** Supplied records **
· · · ·
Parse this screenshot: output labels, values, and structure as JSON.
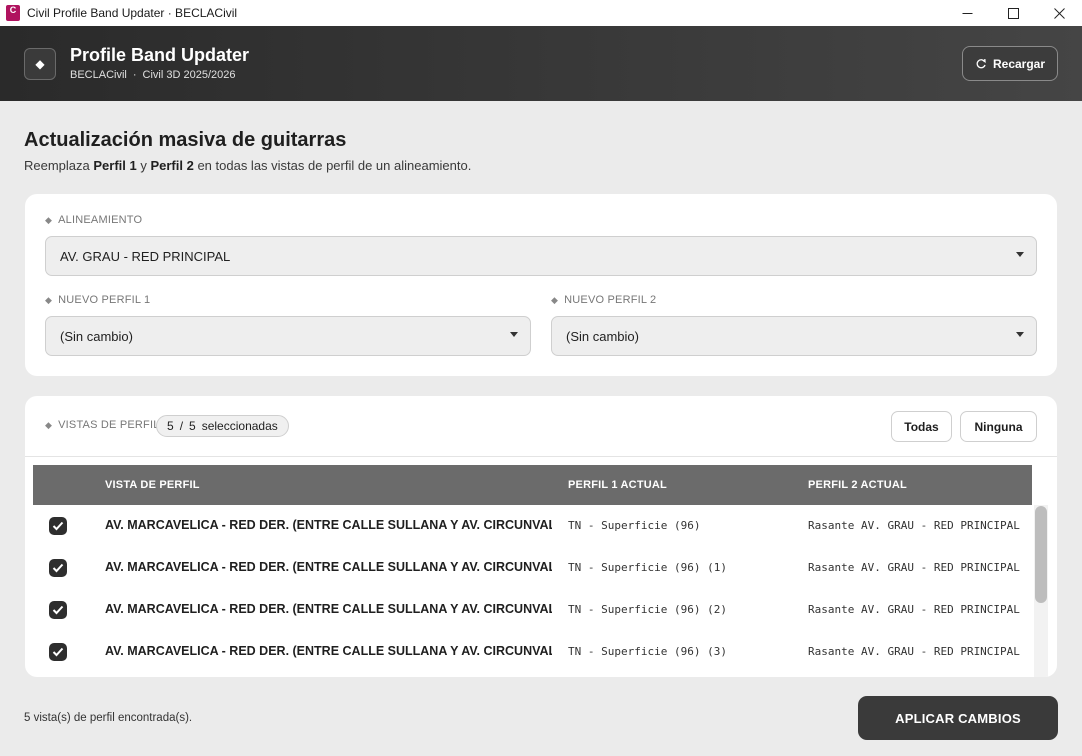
{
  "window": {
    "title": "Civil Profile Band Updater · BECLACivil",
    "icon_letter": "C",
    "controls": [
      "minimize-icon",
      "maximize-icon",
      "close-icon"
    ]
  },
  "header": {
    "title": "Profile Band Updater",
    "company": "BECLACivil",
    "separator": "·",
    "version": "Civil 3D 2025/2026",
    "reload_label": "Recargar",
    "reload_icon": "refresh-icon"
  },
  "page": {
    "title": "Actualización masiva de guitarras",
    "desc_prefix": "Reemplaza ",
    "desc_p1": "Perfil 1",
    "desc_mid": " y ",
    "desc_p2": "Perfil 2",
    "desc_suffix": " en todas las vistas de perfil de un alineamiento."
  },
  "form": {
    "alignment_label": "ALINEAMIENTO",
    "alignment_value": "AV. GRAU - RED PRINCIPAL",
    "profile1_label": "NUEVO PERFIL 1",
    "profile1_value": "(Sin cambio)",
    "profile2_label": "NUEVO PERFIL 2",
    "profile2_value": "(Sin cambio)"
  },
  "views": {
    "label": "VISTAS DE PERFIL",
    "selected": "5",
    "slash": "/",
    "total": "5",
    "selected_word": "seleccionadas",
    "all_label": "Todas",
    "none_label": "Ninguna",
    "columns": [
      "VISTA DE PERFIL",
      "PERFIL 1 ACTUAL",
      "PERFIL 2 ACTUAL"
    ],
    "rows": [
      {
        "checked": true,
        "name": "AV. MARCAVELICA - RED DER. (ENTRE CALLE SULLANA Y AV. CIRCUNVALACION)",
        "p1": "TN - Superficie (96)",
        "p2": "Rasante AV. GRAU - RED PRINCIPAL"
      },
      {
        "checked": true,
        "name": "AV. MARCAVELICA - RED DER. (ENTRE CALLE SULLANA Y AV. CIRCUNVALACION)",
        "p1": "TN - Superficie (96) (1)",
        "p2": "Rasante AV. GRAU - RED PRINCIPAL"
      },
      {
        "checked": true,
        "name": "AV. MARCAVELICA - RED DER. (ENTRE CALLE SULLANA Y AV. CIRCUNVALACION)",
        "p1": "TN - Superficie (96) (2)",
        "p2": "Rasante AV. GRAU - RED PRINCIPAL"
      },
      {
        "checked": true,
        "name": "AV. MARCAVELICA - RED DER. (ENTRE CALLE SULLANA Y AV. CIRCUNVALACION)",
        "p1": "TN - Superficie (96) (3)",
        "p2": "Rasante AV. GRAU - RED PRINCIPAL"
      }
    ]
  },
  "footer": {
    "status": "5 vista(s) de perfil encontrada(s).",
    "apply_label": "APLICAR CAMBIOS"
  }
}
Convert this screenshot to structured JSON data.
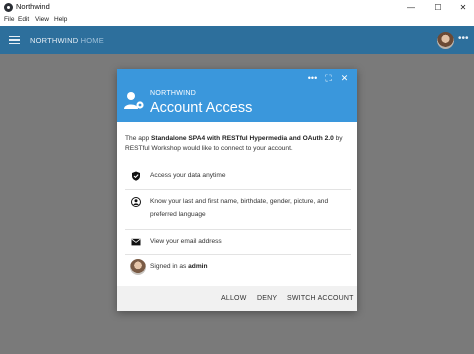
{
  "window": {
    "title": "Northwind",
    "controls": {
      "minimize": "—",
      "maximize": "☐",
      "close": "✕"
    }
  },
  "menu": {
    "items": [
      "File",
      "Edit",
      "View",
      "Help"
    ]
  },
  "appbar": {
    "brand": "NORTHWIND",
    "section": "HOME",
    "more": "•••"
  },
  "dialog": {
    "brand": "NORTHWIND",
    "title": "Account Access",
    "header_more": "•••",
    "header_expand": "⛶",
    "header_close": "✕",
    "description": {
      "pre": "The app ",
      "app": "Standalone SPA4 with RESTful Hypermedia and OAuth 2.0",
      "mid": " by ",
      "publisher": "RESTful Workshop",
      "post": " would like to connect to your account."
    },
    "permissions": [
      {
        "icon": "shield-icon",
        "text": "Access your data anytime"
      },
      {
        "icon": "person-icon",
        "text": "Know your last and first name, birthdate, gender, picture, and preferred language"
      },
      {
        "icon": "envelope-icon",
        "text": "View your email address"
      }
    ],
    "signed_in_label": "Signed in as ",
    "signed_in_user": "admin",
    "actions": {
      "allow": "ALLOW",
      "deny": "DENY",
      "switch": "SWITCH ACCOUNT"
    }
  },
  "colors": {
    "appbar": "#2d6f9c",
    "dialog_header": "#3a97dc",
    "backdrop": "#7a7a7a",
    "footer": "#f1f1f1"
  }
}
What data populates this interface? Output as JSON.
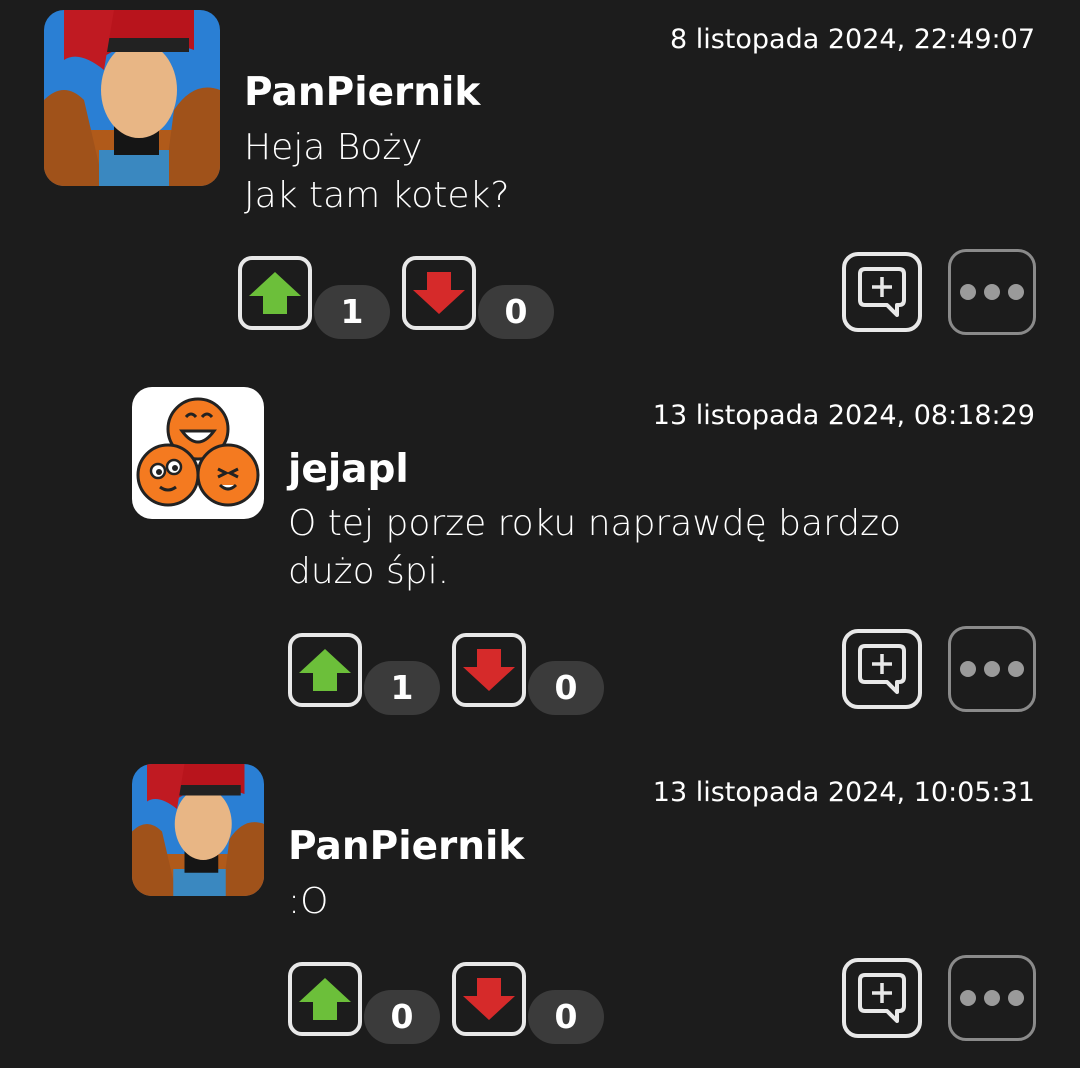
{
  "comments": [
    {
      "author": "PanPiernik",
      "timestamp": "8 listopada 2024, 22:49:07",
      "lines": [
        "Heja Boży",
        "Jak tam kotek?"
      ],
      "upvotes": "1",
      "downvotes": "0",
      "avatar": "gambit-avatar-icon"
    },
    {
      "author": "jejapl",
      "timestamp": "13 listopada 2024, 08:18:29",
      "lines": [
        "O tej porze roku naprawdę bardzo",
        "dużo śpi."
      ],
      "upvotes": "1",
      "downvotes": "0",
      "avatar": "jeja-logo-icon"
    },
    {
      "author": "PanPiernik",
      "timestamp": "13 listopada 2024, 10:05:31",
      "lines": [
        ":O"
      ],
      "upvotes": "0",
      "downvotes": "0",
      "avatar": "gambit-avatar-icon"
    }
  ],
  "colors": {
    "background": "#1c1c1c",
    "upvote": "#6cbf3a",
    "downvote": "#d62a2a",
    "count_bg": "#3b3b3b",
    "jeja_orange": "#f47a20"
  },
  "icons": {
    "upvote": "arrow-up-icon",
    "downvote": "arrow-down-icon",
    "reply": "reply-plus-icon",
    "more": "more-dots-icon"
  }
}
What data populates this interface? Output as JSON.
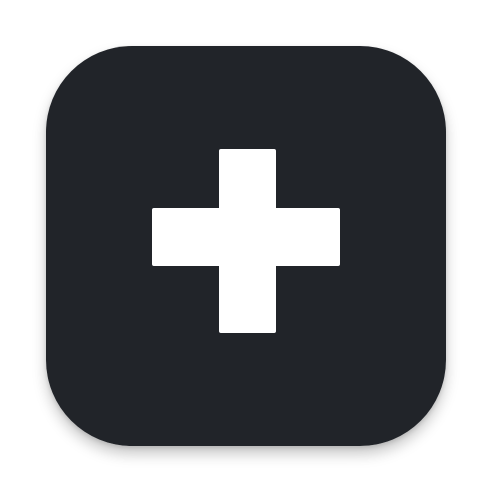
{
  "app_icon": {
    "icon": "plus-icon",
    "background_color": "#212429",
    "glyph_color": "#ffffff"
  }
}
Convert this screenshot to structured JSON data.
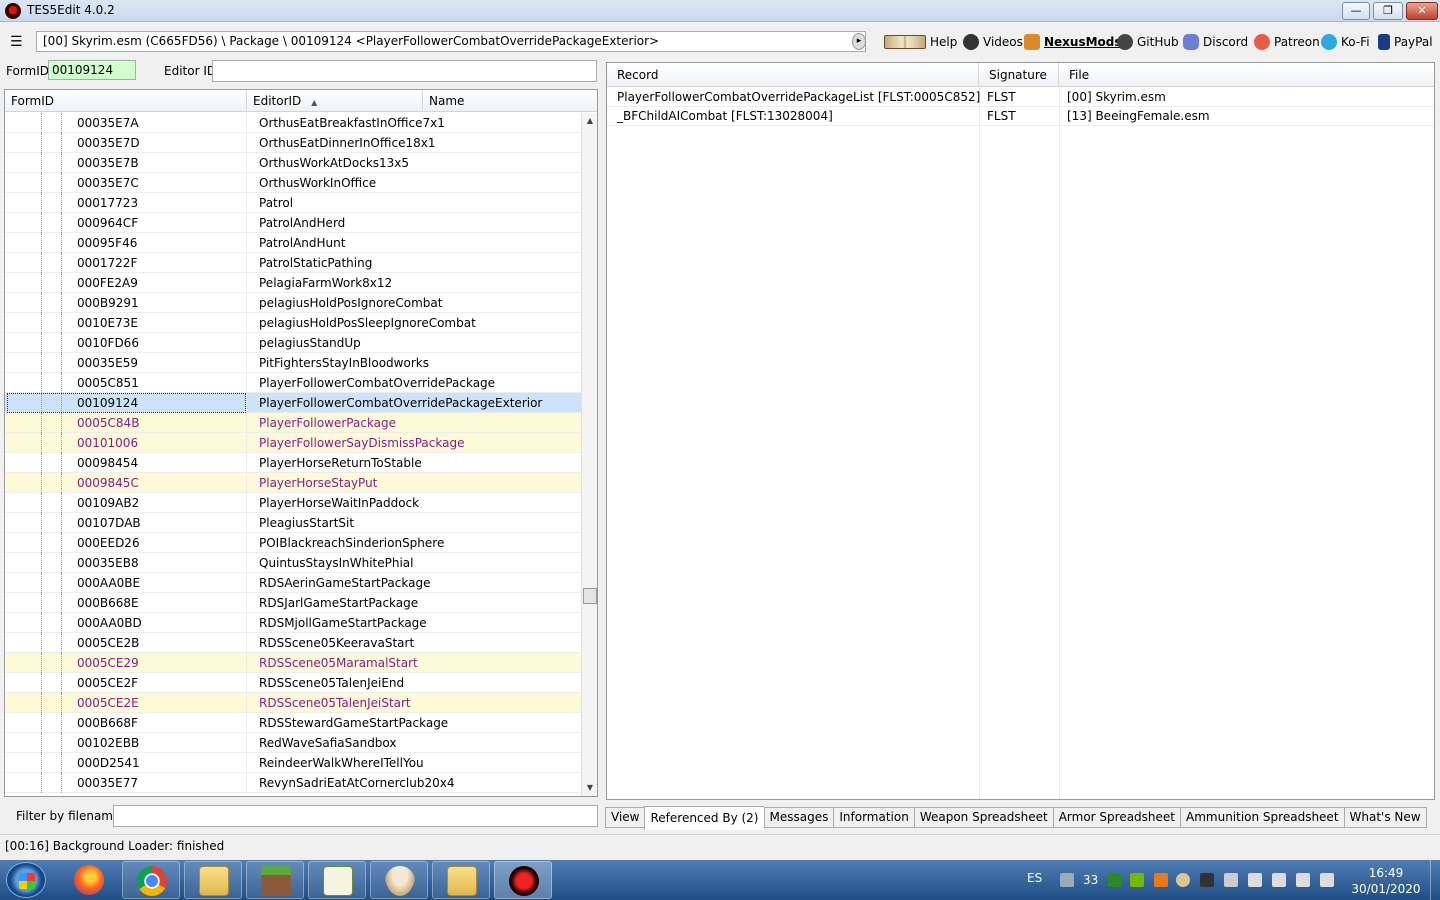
{
  "window": {
    "title": "TES5Edit 4.0.2",
    "controls": {
      "minimize": "—",
      "maximize": "❐",
      "close": "✕"
    }
  },
  "toolbar": {
    "path": "[00] Skyrim.esm (C665FD56) \\ Package \\ 00109124 <PlayerFollowerCombatOverridePackageExterior>",
    "links": [
      {
        "label": "Help",
        "icon": "book-icon"
      },
      {
        "label": "Videos",
        "icon": "gp-icon"
      },
      {
        "label": "NexusMods",
        "icon": "nexus-icon"
      },
      {
        "label": "GitHub",
        "icon": "github-icon"
      },
      {
        "label": "Discord",
        "icon": "discord-icon"
      },
      {
        "label": "Patreon",
        "icon": "patreon-icon"
      },
      {
        "label": "Ko-Fi",
        "icon": "kofi-icon"
      },
      {
        "label": "PayPal",
        "icon": "paypal-icon"
      }
    ]
  },
  "search": {
    "formid_label": "FormID",
    "formid_value": "00109124",
    "editorid_label": "Editor ID",
    "editorid_value": ""
  },
  "tree": {
    "columns": [
      "FormID",
      "EditorID",
      "Name"
    ],
    "sort_indicator": "▲",
    "rows": [
      {
        "formid": "00035E7A",
        "editorid": "OrthusEatBreakfastInOffice7x1",
        "state": "normal"
      },
      {
        "formid": "00035E7D",
        "editorid": "OrthusEatDinnerInOffice18x1",
        "state": "normal"
      },
      {
        "formid": "00035E7B",
        "editorid": "OrthusWorkAtDocks13x5",
        "state": "normal"
      },
      {
        "formid": "00035E7C",
        "editorid": "OrthusWorkInOffice",
        "state": "normal"
      },
      {
        "formid": "00017723",
        "editorid": "Patrol",
        "state": "normal"
      },
      {
        "formid": "000964CF",
        "editorid": "PatrolAndHerd",
        "state": "normal"
      },
      {
        "formid": "00095F46",
        "editorid": "PatrolAndHunt",
        "state": "normal"
      },
      {
        "formid": "0001722F",
        "editorid": "PatrolStaticPathing",
        "state": "normal"
      },
      {
        "formid": "000FE2A9",
        "editorid": "PelagiaFarmWork8x12",
        "state": "normal"
      },
      {
        "formid": "000B9291",
        "editorid": "pelagiusHoldPosIgnoreCombat",
        "state": "normal"
      },
      {
        "formid": "0010E73E",
        "editorid": "pelagiusHoldPosSleepIgnoreCombat",
        "state": "normal"
      },
      {
        "formid": "0010FD66",
        "editorid": "pelagiusStandUp",
        "state": "normal"
      },
      {
        "formid": "00035E59",
        "editorid": "PitFightersStayInBloodworks",
        "state": "normal"
      },
      {
        "formid": "0005C851",
        "editorid": "PlayerFollowerCombatOverridePackage",
        "state": "normal"
      },
      {
        "formid": "00109124",
        "editorid": "PlayerFollowerCombatOverridePackageExterior",
        "state": "selected"
      },
      {
        "formid": "0005C84B",
        "editorid": "PlayerFollowerPackage",
        "state": "highlight"
      },
      {
        "formid": "00101006",
        "editorid": "PlayerFollowerSayDismissPackage",
        "state": "highlight"
      },
      {
        "formid": "00098454",
        "editorid": "PlayerHorseReturnToStable",
        "state": "normal"
      },
      {
        "formid": "0009845C",
        "editorid": "PlayerHorseStayPut",
        "state": "highlight"
      },
      {
        "formid": "00109AB2",
        "editorid": "PlayerHorseWaitInPaddock",
        "state": "normal"
      },
      {
        "formid": "00107DAB",
        "editorid": "PleagiusStartSit",
        "state": "normal"
      },
      {
        "formid": "000EED26",
        "editorid": "POIBlackreachSinderionSphere",
        "state": "normal"
      },
      {
        "formid": "00035EB8",
        "editorid": "QuintusStaysInWhitePhial",
        "state": "normal"
      },
      {
        "formid": "000AA0BE",
        "editorid": "RDSAerinGameStartPackage",
        "state": "normal"
      },
      {
        "formid": "000B668E",
        "editorid": "RDSJarlGameStartPackage",
        "state": "normal"
      },
      {
        "formid": "000AA0BD",
        "editorid": "RDSMjollGameStartPackage",
        "state": "normal"
      },
      {
        "formid": "0005CE2B",
        "editorid": "RDSScene05KeeravaStart",
        "state": "normal"
      },
      {
        "formid": "0005CE29",
        "editorid": "RDSScene05MaramalStart",
        "state": "highlight"
      },
      {
        "formid": "0005CE2F",
        "editorid": "RDSScene05TalenJeiEnd",
        "state": "normal"
      },
      {
        "formid": "0005CE2E",
        "editorid": "RDSScene05TalenJeiStart",
        "state": "highlight"
      },
      {
        "formid": "000B668F",
        "editorid": "RDSStewardGameStartPackage",
        "state": "normal"
      },
      {
        "formid": "00102EBB",
        "editorid": "RedWaveSafiaSandbox",
        "state": "normal"
      },
      {
        "formid": "000D2541",
        "editorid": "ReindeerWalkWhereITellYou",
        "state": "normal"
      },
      {
        "formid": "00035E77",
        "editorid": "RevynSadriEatAtCornerclub20x4",
        "state": "normal"
      }
    ]
  },
  "filter": {
    "label": "Filter by filename:",
    "value": ""
  },
  "references": {
    "columns": [
      "Record",
      "Signature",
      "File"
    ],
    "rows": [
      {
        "record": "PlayerFollowerCombatOverridePackageList [FLST:0005C852]",
        "signature": "FLST",
        "file": "[00] Skyrim.esm"
      },
      {
        "record": "_BFChildAICombat [FLST:13028004]",
        "signature": "FLST",
        "file": "[13] BeeingFemale.esm"
      }
    ]
  },
  "tabs": [
    {
      "label": "View",
      "active": false
    },
    {
      "label": "Referenced By (2)",
      "active": true
    },
    {
      "label": "Messages",
      "active": false
    },
    {
      "label": "Information",
      "active": false
    },
    {
      "label": "Weapon Spreadsheet",
      "active": false
    },
    {
      "label": "Armor Spreadsheet",
      "active": false
    },
    {
      "label": "Ammunition Spreadsheet",
      "active": false
    },
    {
      "label": "What's New",
      "active": false
    }
  ],
  "status": {
    "text": "[00:16] Background Loader: finished"
  },
  "taskbar": {
    "apps": [
      "firefox-icon",
      "chrome-icon",
      "explorer-icon",
      "minecraft-icon",
      "notepad-icon",
      "tornado-icon",
      "folder-icon",
      "tes5edit-icon"
    ],
    "language": "ES",
    "tray_number": "33",
    "time": "16:49",
    "date": "30/01/2020"
  },
  "colors": {
    "highlight_text": "#8a1a8a",
    "highlight_bg": "#fdfbd7",
    "selected_bg": "#cce4fb",
    "formid_bg": "#cfffcf"
  }
}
· · · ·
** Required work **
From the material, report only how many lines include the word "Access".

** The reply **
2